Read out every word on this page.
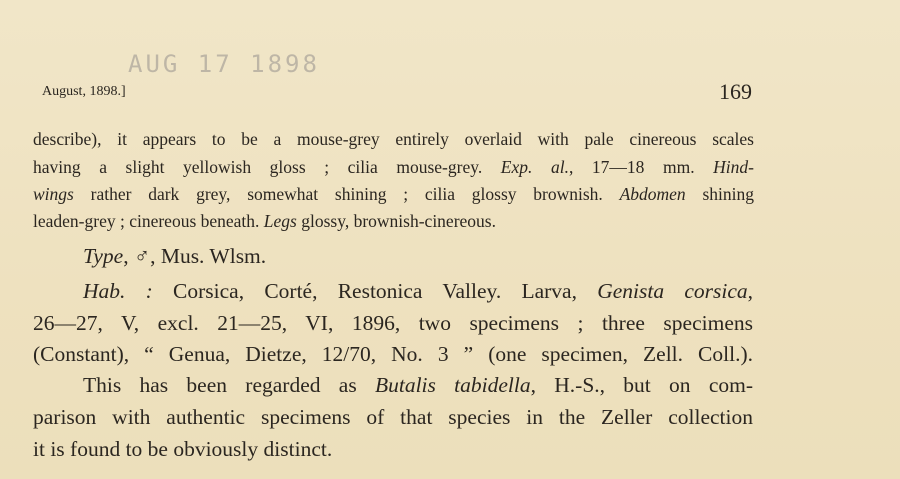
AUG 17 1898
August, 1898.]	169
describe), it appears to be a mouse-grey entirely overlaid with pale cinereous scales
having a slight yellowish gloss ; cilia mouse-grey. Exp. al., 17—18 mm. Hind-
wings rather dark grey, somewhat shining ; cilia glossy brownish. Abdomen shining
leaden-grey ; cinereous beneath. Legs glossy, brownish-cinereous.
Type, ♂, Mus. Wlsm.
Hab. : Corsica, Corté, Restonica Valley. Larva, Genista corsica,
26—27, V, excl. 21—25, VI, 1896, two specimens ; three specimens
(Constant), “ Genua, Dietze, 12/70, No. 3 ” (one specimen, Zell. Coll.).
This has been regarded as Butalis tabidella, H.-S., but on com-
parison with authentic specimens of that species in the Zeller collection
it is found to be obviously distinct.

——

→ Aim of the exercise
The entries above are to be returned exactly, without their pictures.

→ Finished task
Read out every word on this page.
AUG 17 1898
August, 1898.]	169
describe), it appears to be a mouse-grey entirely overlaid with pale cinereous scales
having a slight yellowish gloss ; cilia mouse-grey. Exp. al., 17—18 mm. Hind-
wings rather dark grey, somewhat shining ; cilia glossy brownish. Abdomen shining
leaden-grey ; cinereous beneath. Legs glossy, brownish-cinereous.
Type, ♂, Mus. Wlsm.
Hab. : Corsica, Corté, Restonica Valley. Larva, Genista corsica,
26—27, V, excl. 21—25, VI, 1896, two specimens ; three specimens
(Constant), “ Genua, Dietze, 12/70, No. 3 ” (one specimen, Zell. Coll.).
This has been regarded as Butalis tabidella, H.-S., but on com-
parison with authentic specimens of that species in the Zeller collection
it is found to be obviously distinct.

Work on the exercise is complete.